• [AIM] Search the material for the string "title", then return every line where it is found.

begin

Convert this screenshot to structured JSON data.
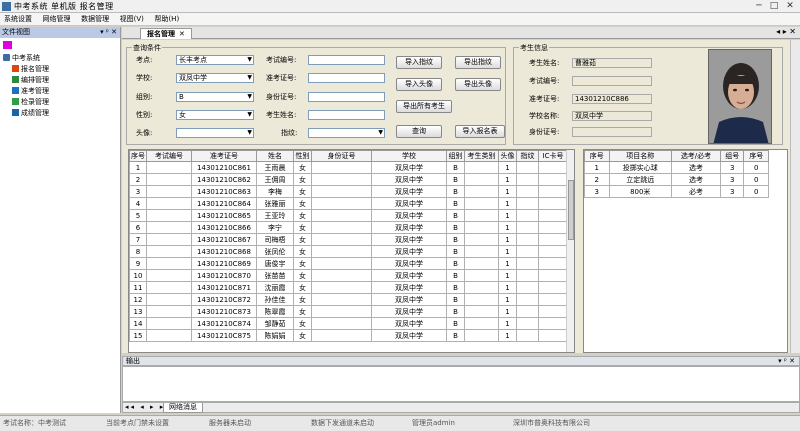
{
  "window": {
    "title": "中考系统  单机版  报名管理",
    "min": "─",
    "max": "□",
    "close": "✕"
  },
  "menu": [
    "系统设置",
    "网络管理",
    "数据管理",
    "视图(V)",
    "帮助(H)"
  ],
  "left_panel": {
    "title": "文件视图",
    "controls": "▾ ᵖ ✕",
    "root": "中考系统",
    "items": [
      "报名管理",
      "编排管理",
      "准考管理",
      "检录管理",
      "成绩管理"
    ],
    "item_colors": [
      "#d9480f",
      "#2b8a3e",
      "#1971c2",
      "#2f9e44",
      "#1864ab"
    ]
  },
  "tabs": {
    "active": "报名管理",
    "close": "✕",
    "controls": "◂ ▸ ✕"
  },
  "query": {
    "title": "查询条件",
    "exam_point_label": "考点:",
    "exam_point_value": "长丰考点",
    "school_label": "学校:",
    "school_value": "双凤中学",
    "group_label": "组别:",
    "group_value": "B",
    "gender_label": "性别:",
    "gender_value": "女",
    "head_label": "头像:",
    "head_value": "",
    "exam_no_label": "考试编号:",
    "ticket_label": "准考证号:",
    "id_label": "身份证号:",
    "name_label": "考生姓名:",
    "remark_label": "指纹:",
    "buttons": [
      "导入指纹",
      "导出指纹",
      "导入头像",
      "导出头像",
      "导出所有考生",
      "查询",
      "导入报名表"
    ]
  },
  "candidate": {
    "title": "考生信息",
    "name_label": "考生姓名:",
    "name_value": "曹雅茹",
    "exam_no_label": "考试编号:",
    "exam_no_value": "",
    "ticket_label": "准考证号:",
    "ticket_value": "14301210C886",
    "school_label": "学校名称:",
    "school_value": "双凤中学",
    "id_label": "身份证号:",
    "id_value": ""
  },
  "grid1": {
    "columns": [
      "序号",
      "考试编号",
      "准考证号",
      "姓名",
      "性别",
      "身份证号",
      "学校",
      "组别",
      "考生类别",
      "头像",
      "指纹",
      "IC卡号"
    ],
    "rows": [
      [
        "1",
        "",
        "14301210C861",
        "王雨晨",
        "女",
        "",
        "双凤中学",
        "B",
        "",
        "1",
        "",
        ""
      ],
      [
        "2",
        "",
        "14301210C862",
        "王佣周",
        "女",
        "",
        "双凤中学",
        "B",
        "",
        "1",
        "",
        ""
      ],
      [
        "3",
        "",
        "14301210C863",
        "李梅",
        "女",
        "",
        "双凤中学",
        "B",
        "",
        "1",
        "",
        ""
      ],
      [
        "4",
        "",
        "14301210C864",
        "张雅丽",
        "女",
        "",
        "双凤中学",
        "B",
        "",
        "1",
        "",
        ""
      ],
      [
        "5",
        "",
        "14301210C865",
        "王亚玲",
        "女",
        "",
        "双凤中学",
        "B",
        "",
        "1",
        "",
        ""
      ],
      [
        "6",
        "",
        "14301210C866",
        "李宁",
        "女",
        "",
        "双凤中学",
        "B",
        "",
        "1",
        "",
        ""
      ],
      [
        "7",
        "",
        "14301210C867",
        "司梅梧",
        "女",
        "",
        "双凤中学",
        "B",
        "",
        "1",
        "",
        ""
      ],
      [
        "8",
        "",
        "14301210C868",
        "张凤伦",
        "女",
        "",
        "双凤中学",
        "B",
        "",
        "1",
        "",
        ""
      ],
      [
        "9",
        "",
        "14301210C869",
        "唐俊宇",
        "女",
        "",
        "双凤中学",
        "B",
        "",
        "1",
        "",
        ""
      ],
      [
        "10",
        "",
        "14301210C870",
        "张苗苗",
        "女",
        "",
        "双凤中学",
        "B",
        "",
        "1",
        "",
        ""
      ],
      [
        "11",
        "",
        "14301210C871",
        "沈丽霞",
        "女",
        "",
        "双凤中学",
        "B",
        "",
        "1",
        "",
        ""
      ],
      [
        "12",
        "",
        "14301210C872",
        "孙佳佳",
        "女",
        "",
        "双凤中学",
        "B",
        "",
        "1",
        "",
        ""
      ],
      [
        "13",
        "",
        "14301210C873",
        "陈翠霞",
        "女",
        "",
        "双凤中学",
        "B",
        "",
        "1",
        "",
        ""
      ],
      [
        "14",
        "",
        "14301210C874",
        "邹静茹",
        "女",
        "",
        "双凤中学",
        "B",
        "",
        "1",
        "",
        ""
      ],
      [
        "15",
        "",
        "14301210C875",
        "陈娟娟",
        "女",
        "",
        "双凤中学",
        "B",
        "",
        "1",
        "",
        ""
      ]
    ]
  },
  "grid2": {
    "columns": [
      "序号",
      "项目名称",
      "选考/必考",
      "组号",
      "序号"
    ],
    "rows": [
      [
        "1",
        "投掷实心球",
        "选考",
        "3",
        "0"
      ],
      [
        "2",
        "立定跳远",
        "选考",
        "3",
        "0"
      ],
      [
        "3",
        "800米",
        "必考",
        "3",
        "0"
      ]
    ]
  },
  "output": {
    "title": "输出",
    "controls": "▾ ᵖ ✕",
    "nav": "◂◂ ◂ ▸ ▸▸",
    "tab": "网络消息"
  },
  "status": [
    "考试名称：中考测试",
    "当前考点门禁未设置",
    "服务器未启动",
    "数据下发通道未启动",
    "管理员admin",
    "深圳市普奥科技有限公司"
  ]
}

end

• [CORRECT OUTPUT]
    "title": "中考系统  单机版  报名管理",
    "title": "文件视图",
    "title": "查询条件",
    "title": "考生信息",
    "title": "输出",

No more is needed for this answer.